Show, in full, each line of the data that contains "เฉพาะเจาะจง".

#### [SOURCE MATERIAL]
-- start --

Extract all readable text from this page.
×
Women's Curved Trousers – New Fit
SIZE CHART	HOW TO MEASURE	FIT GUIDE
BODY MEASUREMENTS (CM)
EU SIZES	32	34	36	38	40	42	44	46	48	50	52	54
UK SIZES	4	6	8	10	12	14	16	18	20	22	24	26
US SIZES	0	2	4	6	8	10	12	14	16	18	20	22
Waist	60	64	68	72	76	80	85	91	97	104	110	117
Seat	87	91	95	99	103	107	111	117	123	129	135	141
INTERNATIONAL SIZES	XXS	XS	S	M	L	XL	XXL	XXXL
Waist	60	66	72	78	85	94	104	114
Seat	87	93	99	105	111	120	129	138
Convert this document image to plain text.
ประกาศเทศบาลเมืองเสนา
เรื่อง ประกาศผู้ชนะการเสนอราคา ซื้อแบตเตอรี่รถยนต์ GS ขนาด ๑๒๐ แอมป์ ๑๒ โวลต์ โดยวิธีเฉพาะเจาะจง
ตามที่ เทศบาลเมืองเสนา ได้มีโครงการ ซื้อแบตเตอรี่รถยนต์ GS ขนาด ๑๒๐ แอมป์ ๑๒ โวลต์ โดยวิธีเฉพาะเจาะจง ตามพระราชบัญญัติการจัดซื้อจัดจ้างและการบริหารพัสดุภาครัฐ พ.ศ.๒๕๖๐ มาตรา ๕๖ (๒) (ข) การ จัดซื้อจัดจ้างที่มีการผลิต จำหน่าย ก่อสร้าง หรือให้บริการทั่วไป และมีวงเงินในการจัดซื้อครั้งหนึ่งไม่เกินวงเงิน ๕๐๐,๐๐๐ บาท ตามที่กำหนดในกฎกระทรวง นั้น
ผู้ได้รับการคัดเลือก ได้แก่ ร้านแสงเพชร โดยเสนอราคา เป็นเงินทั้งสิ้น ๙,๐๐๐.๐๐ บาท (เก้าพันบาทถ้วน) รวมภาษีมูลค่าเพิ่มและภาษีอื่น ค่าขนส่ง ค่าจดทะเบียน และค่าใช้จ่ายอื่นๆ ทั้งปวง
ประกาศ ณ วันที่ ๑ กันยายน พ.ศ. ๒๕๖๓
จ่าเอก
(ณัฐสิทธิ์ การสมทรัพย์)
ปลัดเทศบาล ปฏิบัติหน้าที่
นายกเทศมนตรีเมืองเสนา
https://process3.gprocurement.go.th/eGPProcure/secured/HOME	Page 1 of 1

-- end --

#### [ANSWER FOR THE TASK]
เรื่อง ประกาศผู้ชนะการเสนอราคา ซื้อแบตเตอรี่รถยนต์ GS ขนาด ๑๒๐ แอมป์ ๑๒ โวลต์ โดยวิธีเฉพาะเจาะจง
ตามที่ เทศบาลเมืองเสนา ได้มีโครงการ ซื้อแบตเตอรี่รถยนต์ GS ขนาด ๑๒๐ แอมป์ ๑๒ โวลต์ โดยวิธีเฉพาะเจาะจง ตามพระราชบัญญัติการจัดซื้อจัดจ้างและการบริหารพัสดุภาครัฐ พ.ศ.๒๕๖๐ มาตรา ๕๖ (๒) (ข) การ จัดซื้อจัดจ้างที่มีการผลิต จำหน่าย ก่อสร้าง หรือให้บริการทั่วไป และมีวงเงินในการจัดซื้อครั้งหนึ่งไม่เกินวงเงิน ๕๐๐,๐๐๐ บาท ตามที่กำหนดในกฎกระทรวง นั้น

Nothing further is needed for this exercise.